■ Action item
Whenever a picture appears, leave it out while repeating all the other data exactly.

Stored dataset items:

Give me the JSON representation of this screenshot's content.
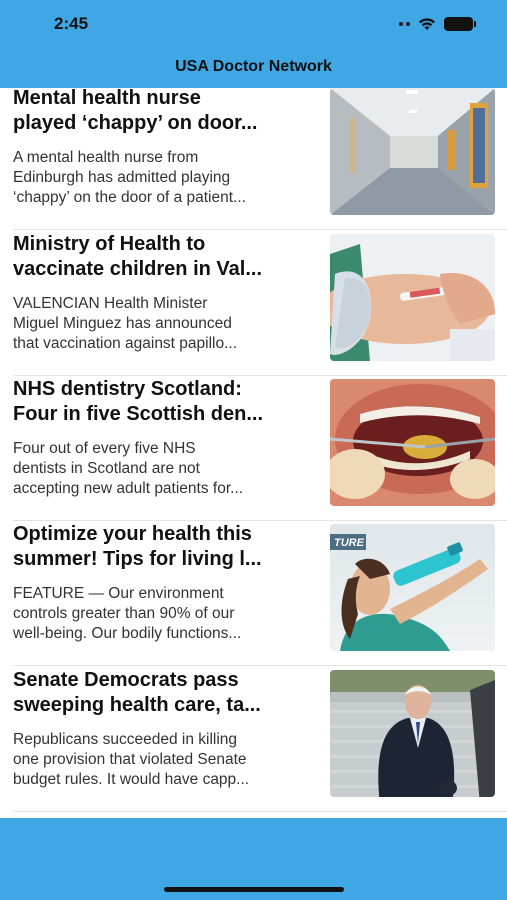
{
  "status_bar": {
    "time": "2:45"
  },
  "nav": {
    "title": "USA Doctor Network"
  },
  "articles": [
    {
      "title_line1": "Mental health nurse",
      "title_line2": "played ‘chappy’ on door...",
      "summary_line1": "A mental health nurse from",
      "summary_line2": "Edinburgh has admitted playing",
      "summary_line3": "‘chappy’ on the door of a patient...",
      "image": "hospital-corridor"
    },
    {
      "title_line1": "Ministry of Health to",
      "title_line2": "vaccinate children in Val...",
      "summary_line1": "VALENCIAN Health Minister",
      "summary_line2": "Miguel Minguez has announced",
      "summary_line3": "that vaccination against papillo...",
      "image": "vaccination-arm"
    },
    {
      "title_line1": "NHS dentistry Scotland:",
      "title_line2": "Four in five Scottish den...",
      "summary_line1": "Four out of every five NHS",
      "summary_line2": "dentists in Scotland are not",
      "summary_line3": "accepting new adult patients for...",
      "image": "dental-exam"
    },
    {
      "title_line1": "Optimize your health this",
      "title_line2": "summer! Tips for living l...",
      "summary_line1": "FEATURE — Our environment",
      "summary_line2": "controls greater than 90% of our",
      "summary_line3": "well-being. Our bodily functions...",
      "image": "woman-drinking-water",
      "image_tag": "TURE"
    },
    {
      "title_line1": "Senate Democrats pass",
      "title_line2": "sweeping health care, ta...",
      "summary_line1": "Republicans succeeded in killing",
      "summary_line2": "one provision that violated Senate",
      "summary_line3": "budget rules. It would have capp...",
      "image": "man-in-suit"
    }
  ],
  "colors": {
    "brand": "#3fa8e4"
  }
}
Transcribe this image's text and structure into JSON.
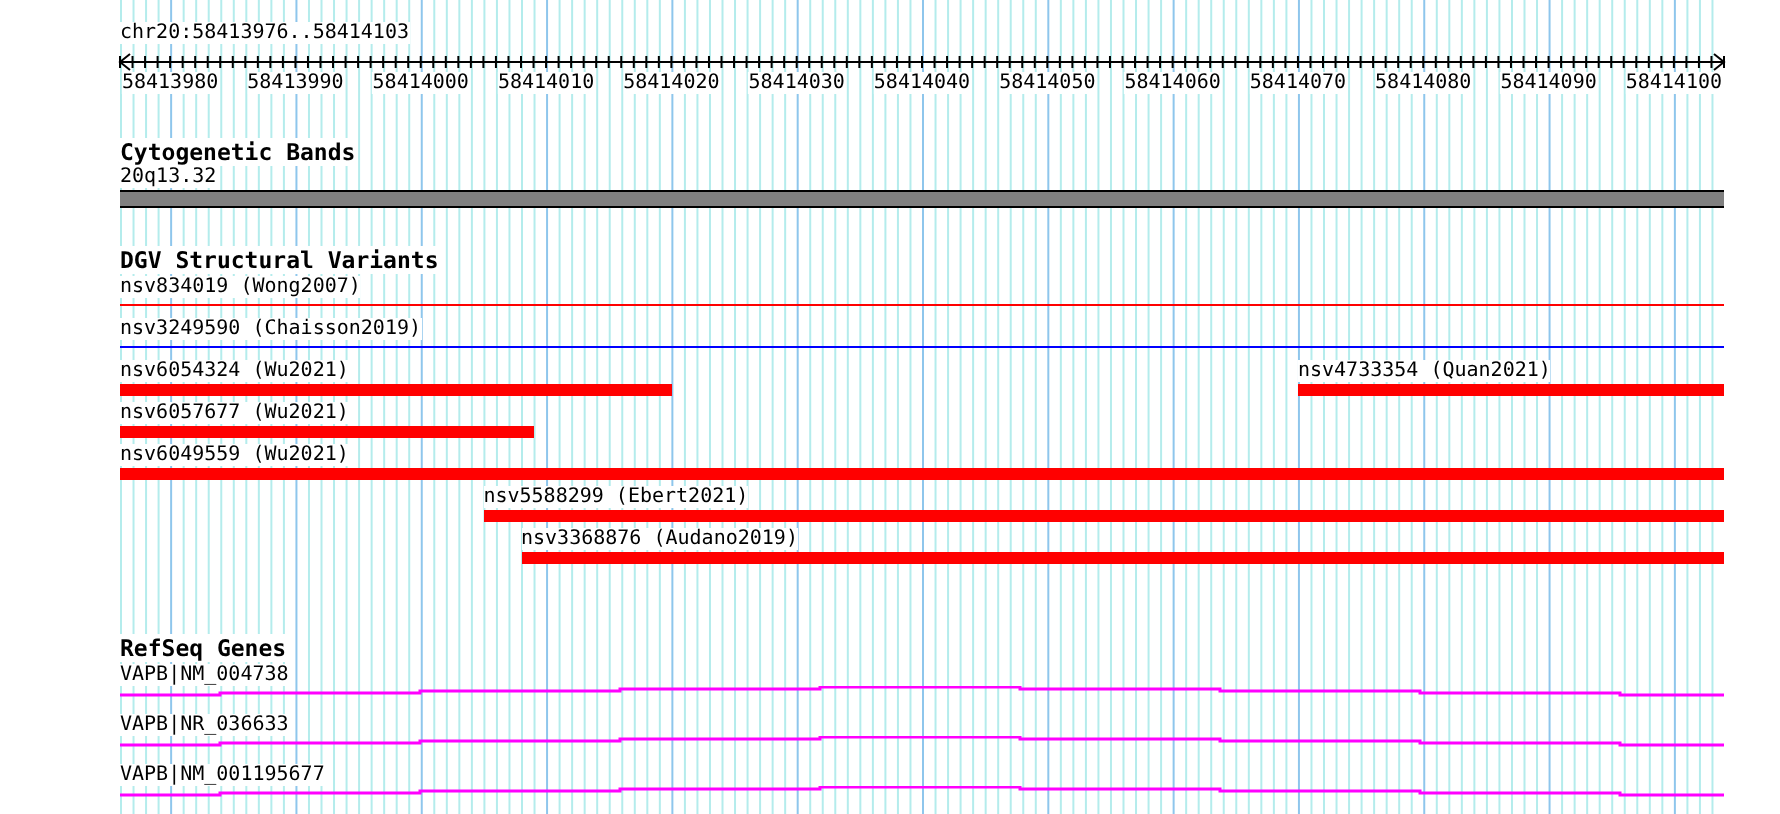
{
  "view": {
    "label": "chr20:58413976..58414103"
  },
  "ruler": {
    "tick_labels": [
      "58413980",
      "58413990",
      "58414000",
      "58414010",
      "58414020",
      "58414030",
      "58414040",
      "58414050",
      "58414060",
      "58414070",
      "58414080",
      "58414090",
      "58414100"
    ]
  },
  "cytogenetic_bands": {
    "title": "Cytogenetic Bands",
    "band": "20q13.32"
  },
  "dgv": {
    "title": "DGV Structural Variants",
    "rows": [
      {
        "features": [
          {
            "label": "nsv834019 (Wong2007)",
            "kind": "line",
            "color": "#ff0000"
          }
        ]
      },
      {
        "features": [
          {
            "label": "nsv3249590 (Chaisson2019)",
            "kind": "line",
            "color": "#0000ff"
          }
        ]
      },
      {
        "features": [
          {
            "label": "nsv6054324 (Wu2021)",
            "kind": "bar",
            "color": "#ff0000"
          },
          {
            "label": "nsv4733354 (Quan2021)",
            "kind": "bar",
            "color": "#ff0000"
          }
        ]
      },
      {
        "features": [
          {
            "label": "nsv6057677 (Wu2021)",
            "kind": "bar",
            "color": "#ff0000"
          }
        ]
      },
      {
        "features": [
          {
            "label": "nsv6049559 (Wu2021)",
            "kind": "bar",
            "color": "#ff0000"
          }
        ]
      },
      {
        "features": [
          {
            "label": "nsv5588299 (Ebert2021)",
            "kind": "bar",
            "color": "#ff0000"
          }
        ]
      },
      {
        "features": [
          {
            "label": "nsv3368876 (Audano2019)",
            "kind": "bar",
            "color": "#ff0000"
          }
        ]
      }
    ]
  },
  "refseq": {
    "title": "RefSeq Genes",
    "genes": [
      {
        "label": "VAPB|NM_004738"
      },
      {
        "label": "VAPB|NR_036633"
      },
      {
        "label": "VAPB|NM_001195677"
      }
    ]
  }
}
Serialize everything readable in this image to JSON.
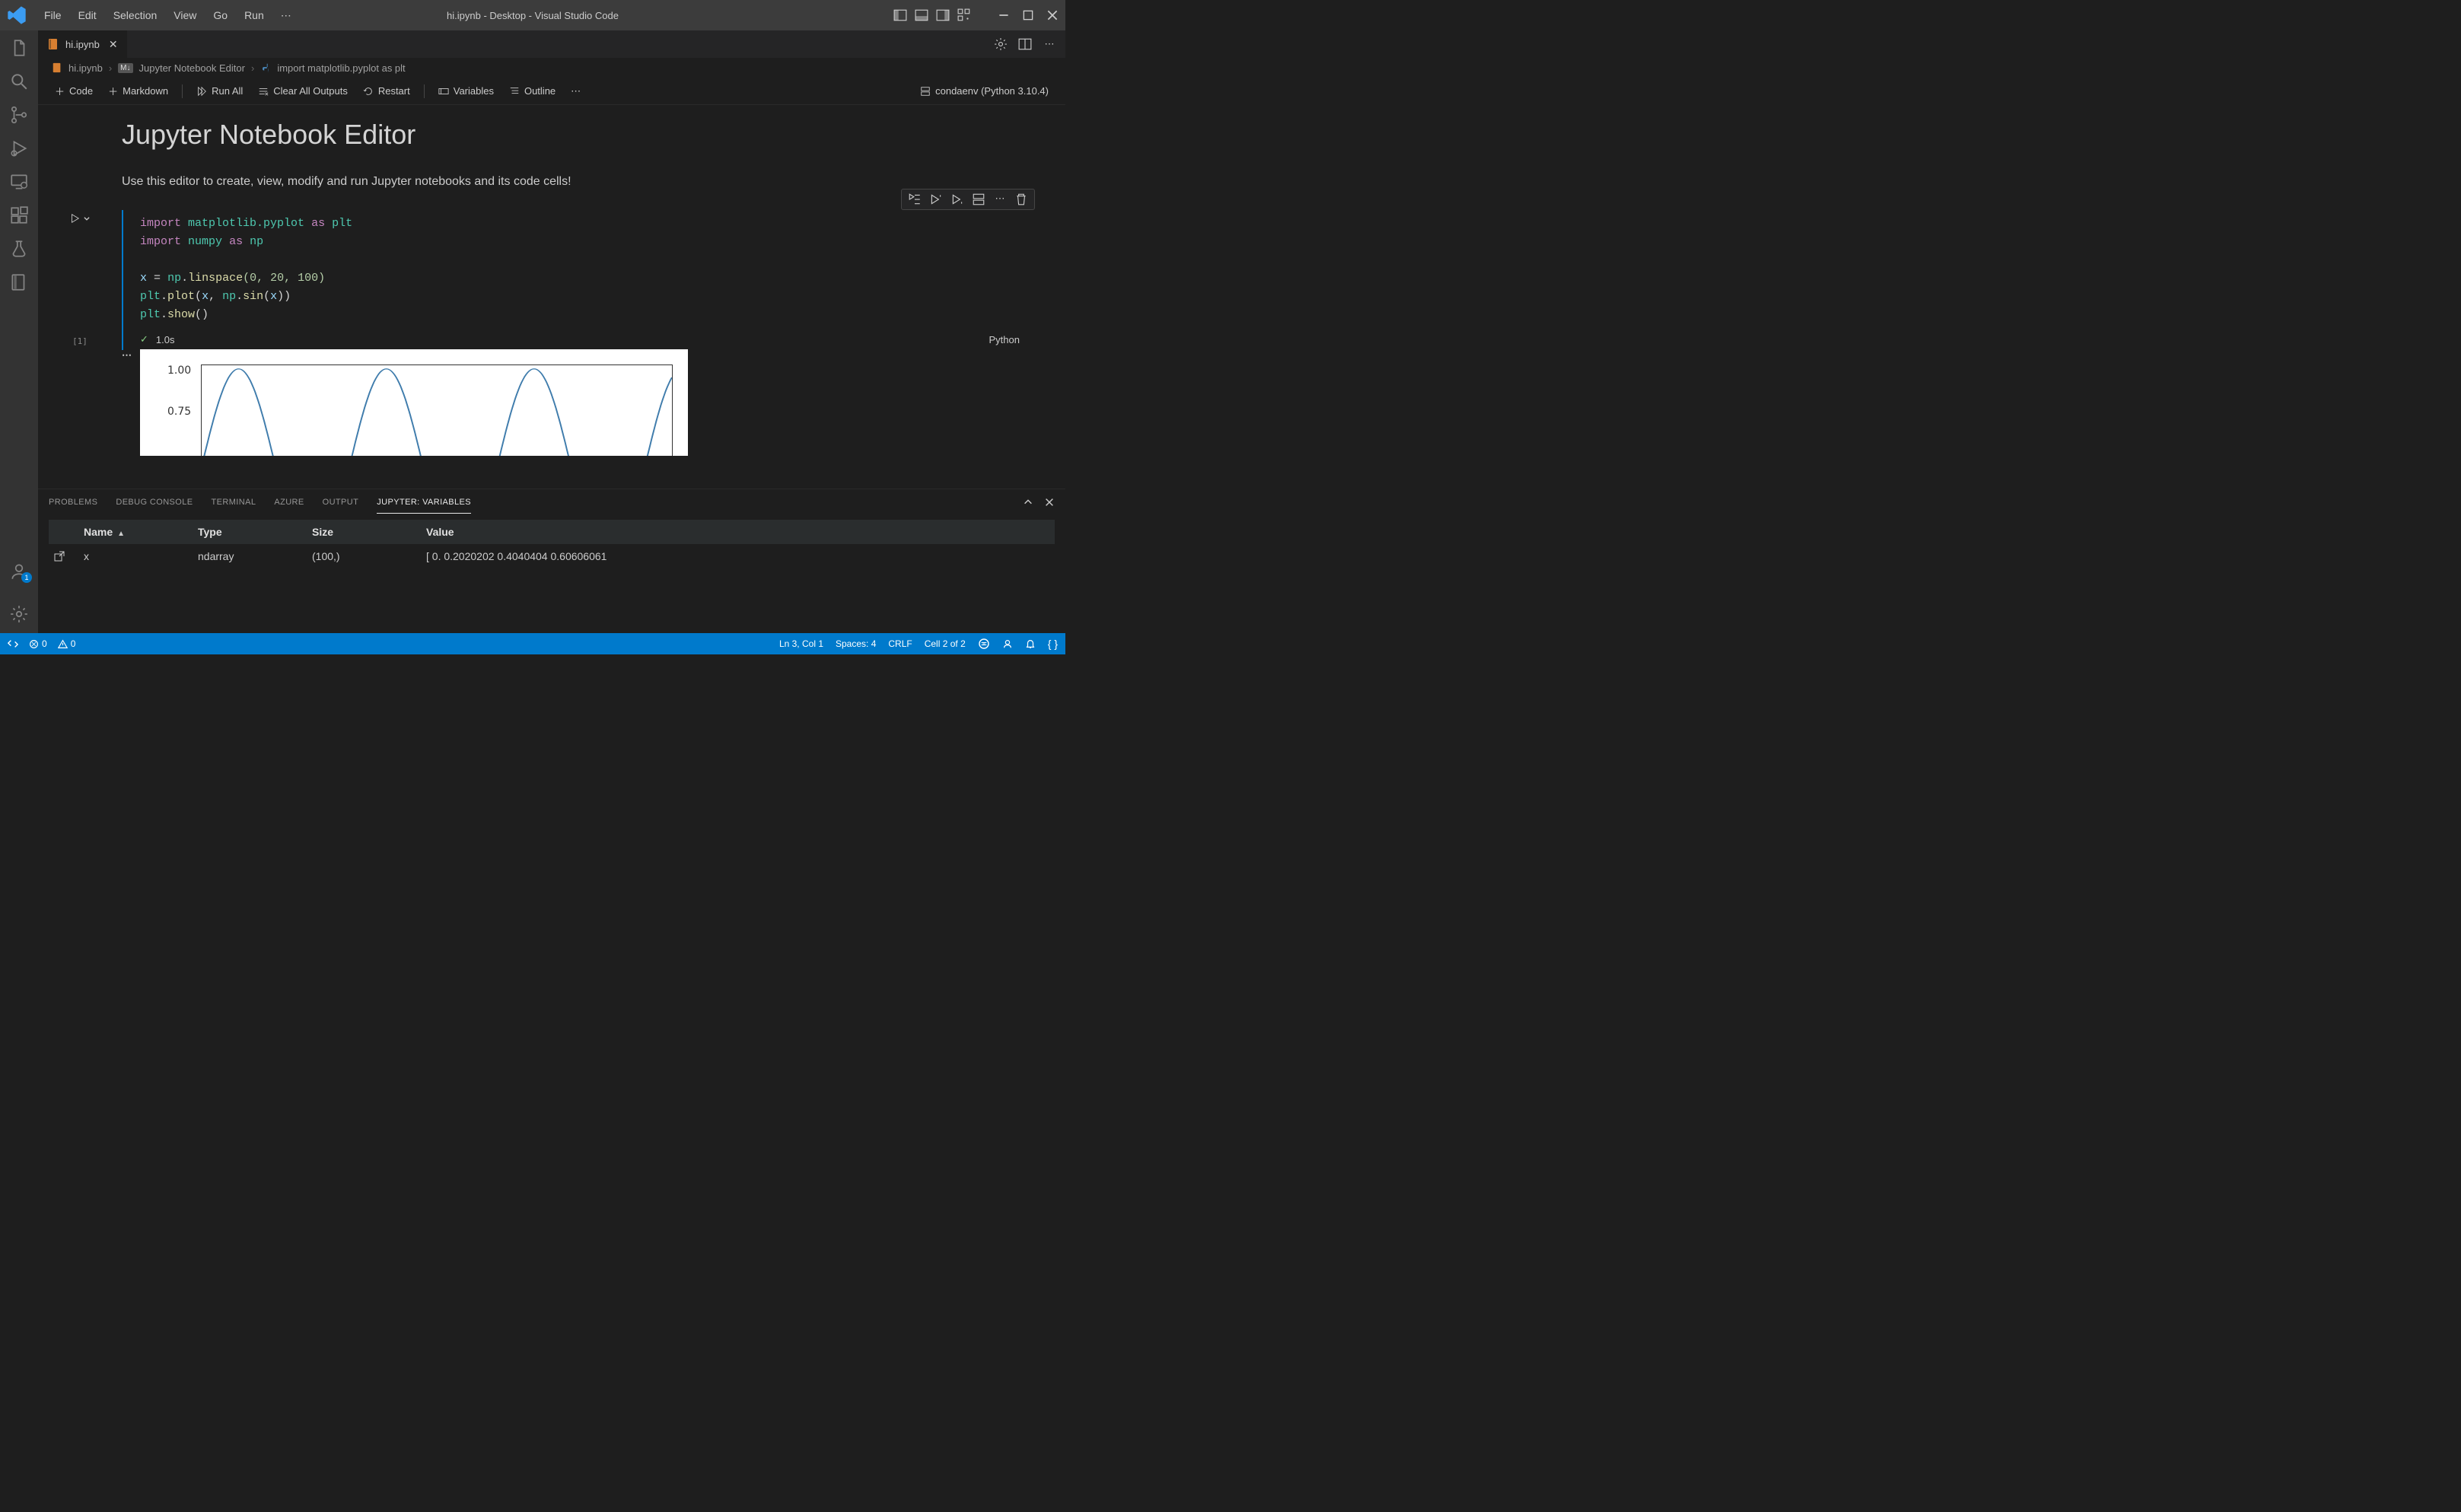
{
  "window": {
    "title": "hi.ipynb - Desktop - Visual Studio Code"
  },
  "menu": [
    "File",
    "Edit",
    "Selection",
    "View",
    "Go",
    "Run"
  ],
  "tab": {
    "label": "hi.ipynb"
  },
  "breadcrumb": {
    "file": "hi.ipynb",
    "editor": "Jupyter Notebook Editor",
    "cell": "import matplotlib.pyplot as plt"
  },
  "nb_toolbar": {
    "code": "Code",
    "markdown": "Markdown",
    "run_all": "Run All",
    "clear": "Clear All Outputs",
    "restart": "Restart",
    "variables": "Variables",
    "outline": "Outline",
    "kernel": "condaenv (Python 3.10.4)"
  },
  "notebook": {
    "heading": "Jupyter Notebook Editor",
    "paragraph": "Use this editor to create, view, modify and run Jupyter notebooks and its code cells!",
    "code": {
      "line1_kw": "import",
      "line1_mod": "matplotlib.pyplot",
      "line1_as": "as",
      "line1_alias": "plt",
      "line2_kw": "import",
      "line2_mod": "numpy",
      "line2_as": "as",
      "line2_alias": "np",
      "line3_var": "x",
      "line3_eq": "=",
      "line3_mod": "np",
      "line3_dot1": ".",
      "line3_fn": "linspace",
      "line3_args": "(0, 20, 100)",
      "line4a": "plt",
      "line4_dot": ".",
      "line4_fn": "plot",
      "line4_open": "(",
      "line4_x": "x",
      "line4_c": ", ",
      "line4_np": "np",
      "line4_d2": ".",
      "line4_sin": "sin",
      "line4_op2": "(",
      "line4_x2": "x",
      "line4_cl": "))",
      "line5a": "plt",
      "line5_dot": ".",
      "line5_fn": "show",
      "line5_p": "()"
    },
    "exec_count": "[1]",
    "exec_time": "1.0s",
    "cell_lang": "Python"
  },
  "chart_data": {
    "type": "line",
    "title": "",
    "xlabel": "",
    "ylabel": "",
    "x_range": [
      0,
      20
    ],
    "y_range": [
      -1,
      1
    ],
    "visible_yticks": [
      "1.00",
      "0.75"
    ],
    "series": [
      {
        "name": "sin(x)",
        "expression": "y = sin(x), x = linspace(0,20,100)"
      }
    ],
    "note": "Only the top portion (y from ~0.64 to 1.0) of a sine plot is visible in viewport"
  },
  "panel": {
    "tabs": [
      "PROBLEMS",
      "DEBUG CONSOLE",
      "TERMINAL",
      "AZURE",
      "OUTPUT",
      "JUPYTER: VARIABLES"
    ],
    "active_tab": 5,
    "columns": [
      "Name",
      "Type",
      "Size",
      "Value"
    ],
    "rows": [
      {
        "name": "x",
        "type": "ndarray",
        "size": "(100,)",
        "value": "[ 0.          0.2020202   0.4040404   0.60606061"
      }
    ]
  },
  "status": {
    "remote_icon": "remote",
    "errors": "0",
    "warnings": "0",
    "ln": "Ln 3, Col 1",
    "spaces": "Spaces: 4",
    "eol": "CRLF",
    "cell": "Cell 2 of 2"
  },
  "activity_badge": "1"
}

■ Your response
Give me the JSON representation of this screenshot's content.
{
  "status_bar": {
    "time": "2:45"
  },
  "nav": {
    "title": "USA Doctor Network"
  },
  "articles": [
    {
      "title_line1": "Mental health nurse",
      "title_line2": "played ‘chappy’ on door...",
      "summary_line1": "A mental health nurse from",
      "summary_line2": "Edinburgh has admitted playing",
      "summary_line3": "‘chappy’ on the door of a patient...",
      "image": "hospital-corridor"
    },
    {
      "title_line1": "Ministry of Health to",
      "title_line2": "vaccinate children in Val...",
      "summary_line1": "VALENCIAN Health Minister",
      "summary_line2": "Miguel Minguez has announced",
      "summary_line3": "that vaccination against papillo...",
      "image": "vaccination-arm"
    },
    {
      "title_line1": "NHS dentistry Scotland:",
      "title_line2": "Four in five Scottish den...",
      "summary_line1": "Four out of every five NHS",
      "summary_line2": "dentists in Scotland are not",
      "summary_line3": "accepting new adult patients for...",
      "image": "dental-exam"
    },
    {
      "title_line1": "Optimize your health this",
      "title_line2": "summer! Tips for living l...",
      "summary_line1": "FEATURE — Our environment",
      "summary_line2": "controls greater than 90% of our",
      "summary_line3": "well-being. Our bodily functions...",
      "image": "woman-drinking-water",
      "image_tag": "TURE"
    },
    {
      "title_line1": "Senate Democrats pass",
      "title_line2": "sweeping health care, ta...",
      "summary_line1": "Republicans succeeded in killing",
      "summary_line2": "one provision that violated Senate",
      "summary_line3": "budget rules. It would have capp...",
      "image": "man-in-suit"
    }
  ],
  "colors": {
    "brand": "#3fa8e4"
  }
}
Transcribe this image's text and structure into JSON.
{
  "view": {
    "label": "chr20:58413976..58414103"
  },
  "ruler": {
    "tick_labels": [
      "58413980",
      "58413990",
      "58414000",
      "58414010",
      "58414020",
      "58414030",
      "58414040",
      "58414050",
      "58414060",
      "58414070",
      "58414080",
      "58414090",
      "58414100"
    ]
  },
  "cytogenetic_bands": {
    "title": "Cytogenetic Bands",
    "band": "20q13.32"
  },
  "dgv": {
    "title": "DGV Structural Variants",
    "rows": [
      {
        "features": [
          {
            "label": "nsv834019 (Wong2007)",
            "kind": "line",
            "color": "#ff0000"
          }
        ]
      },
      {
        "features": [
          {
            "label": "nsv3249590 (Chaisson2019)",
            "kind": "line",
            "color": "#0000ff"
          }
        ]
      },
      {
        "features": [
          {
            "label": "nsv6054324 (Wu2021)",
            "kind": "bar",
            "color": "#ff0000"
          },
          {
            "label": "nsv4733354 (Quan2021)",
            "kind": "bar",
            "color": "#ff0000"
          }
        ]
      },
      {
        "features": [
          {
            "label": "nsv6057677 (Wu2021)",
            "kind": "bar",
            "color": "#ff0000"
          }
        ]
      },
      {
        "features": [
          {
            "label": "nsv6049559 (Wu2021)",
            "kind": "bar",
            "color": "#ff0000"
          }
        ]
      },
      {
        "features": [
          {
            "label": "nsv5588299 (Ebert2021)",
            "kind": "bar",
            "color": "#ff0000"
          }
        ]
      },
      {
        "features": [
          {
            "label": "nsv3368876 (Audano2019)",
            "kind": "bar",
            "color": "#ff0000"
          }
        ]
      }
    ]
  },
  "refseq": {
    "title": "RefSeq Genes",
    "genes": [
      {
        "label": "VAPB|NM_004738"
      },
      {
        "label": "VAPB|NR_036633"
      },
      {
        "label": "VAPB|NM_001195677"
      }
    ]
  }
}
Serialize everything readable in this image to JSON.
{
  "window": {
    "title": "hi.ipynb - Desktop - Visual Studio Code"
  },
  "menu": [
    "File",
    "Edit",
    "Selection",
    "View",
    "Go",
    "Run"
  ],
  "tab": {
    "label": "hi.ipynb"
  },
  "breadcrumb": {
    "file": "hi.ipynb",
    "editor": "Jupyter Notebook Editor",
    "cell": "import matplotlib.pyplot as plt"
  },
  "nb_toolbar": {
    "code": "Code",
    "markdown": "Markdown",
    "run_all": "Run All",
    "clear": "Clear All Outputs",
    "restart": "Restart",
    "variables": "Variables",
    "outline": "Outline",
    "kernel": "condaenv (Python 3.10.4)"
  },
  "notebook": {
    "heading": "Jupyter Notebook Editor",
    "paragraph": "Use this editor to create, view, modify and run Jupyter notebooks and its code cells!",
    "code": {
      "line1_kw": "import",
      "line1_mod": "matplotlib.pyplot",
      "line1_as": "as",
      "line1_alias": "plt",
      "line2_kw": "import",
      "line2_mod": "numpy",
      "line2_as": "as",
      "line2_alias": "np",
      "line3_var": "x",
      "line3_eq": "=",
      "line3_mod": "np",
      "line3_dot1": ".",
      "line3_fn": "linspace",
      "line3_args": "(0, 20, 100)",
      "line4a": "plt",
      "line4_dot": ".",
      "line4_fn": "plot",
      "line4_open": "(",
      "line4_x": "x",
      "line4_c": ", ",
      "line4_np": "np",
      "line4_d2": ".",
      "line4_sin": "sin",
      "line4_op2": "(",
      "line4_x2": "x",
      "line4_cl": "))",
      "line5a": "plt",
      "line5_dot": ".",
      "line5_fn": "show",
      "line5_p": "()"
    },
    "exec_count": "[1]",
    "exec_time": "1.0s",
    "cell_lang": "Python"
  },
  "chart_data": {
    "type": "line",
    "title": "",
    "xlabel": "",
    "ylabel": "",
    "x_range": [
      0,
      20
    ],
    "y_range": [
      -1,
      1
    ],
    "visible_yticks": [
      "1.00",
      "0.75"
    ],
    "series": [
      {
        "name": "sin(x)",
        "expression": "y = sin(x), x = linspace(0,20,100)"
      }
    ],
    "note": "Only the top portion (y from ~0.64 to 1.0) of a sine plot is visible in viewport"
  },
  "panel": {
    "tabs": [
      "PROBLEMS",
      "DEBUG CONSOLE",
      "TERMINAL",
      "AZURE",
      "OUTPUT",
      "JUPYTER: VARIABLES"
    ],
    "active_tab": 5,
    "columns": [
      "Name",
      "Type",
      "Size",
      "Value"
    ],
    "rows": [
      {
        "name": "x",
        "type": "ndarray",
        "size": "(100,)",
        "value": "[ 0.          0.2020202   0.4040404   0.60606061"
      }
    ]
  },
  "status": {
    "remote_icon": "remote",
    "errors": "0",
    "warnings": "0",
    "ln": "Ln 3, Col 1",
    "spaces": "Spaces: 4",
    "eol": "CRLF",
    "cell": "Cell 2 of 2"
  },
  "activity_badge": "1"
}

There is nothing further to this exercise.